▶ **What needs to be done**: Leave out the pictures, then reproduce the rest of the material exactly.

▶ **Task input**:
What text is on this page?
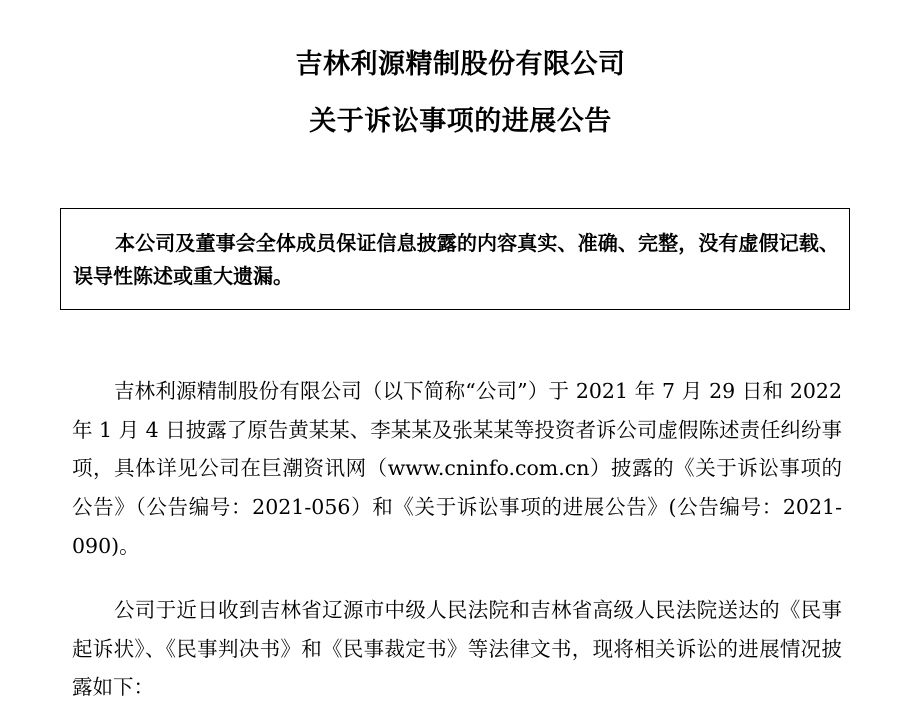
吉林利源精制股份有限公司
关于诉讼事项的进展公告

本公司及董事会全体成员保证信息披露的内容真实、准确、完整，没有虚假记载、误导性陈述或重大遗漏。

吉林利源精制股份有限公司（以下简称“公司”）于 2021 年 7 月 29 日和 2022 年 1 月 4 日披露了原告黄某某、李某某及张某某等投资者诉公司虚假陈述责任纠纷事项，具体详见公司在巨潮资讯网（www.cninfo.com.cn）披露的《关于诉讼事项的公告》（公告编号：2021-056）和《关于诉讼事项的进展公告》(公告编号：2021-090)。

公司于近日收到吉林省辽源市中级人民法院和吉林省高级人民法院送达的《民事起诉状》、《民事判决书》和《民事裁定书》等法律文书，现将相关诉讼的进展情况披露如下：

▶ **Task output**:
What text is on this page?
吉林利源精制股份有限公司
关于诉讼事项的进展公告

本公司及董事会全体成员保证信息披露的内容真实、准确、完整，没有虚假记载、误导性陈述或重大遗漏。

吉林利源精制股份有限公司（以下简称“公司”）于 2021 年 7 月 29 日和 2022 年 1 月 4 日披露了原告黄某某、李某某及张某某等投资者诉公司虚假陈述责任纠纷事项，具体详见公司在巨潮资讯网（www.cninfo.com.cn）披露的《关于诉讼事项的公告》（公告编号：2021-056）和《关于诉讼事项的进展公告》(公告编号：2021-090)。

公司于近日收到吉林省辽源市中级人民法院和吉林省高级人民法院送达的《民事起诉状》、《民事判决书》和《民事裁定书》等法律文书，现将相关诉讼的进展情况披露如下：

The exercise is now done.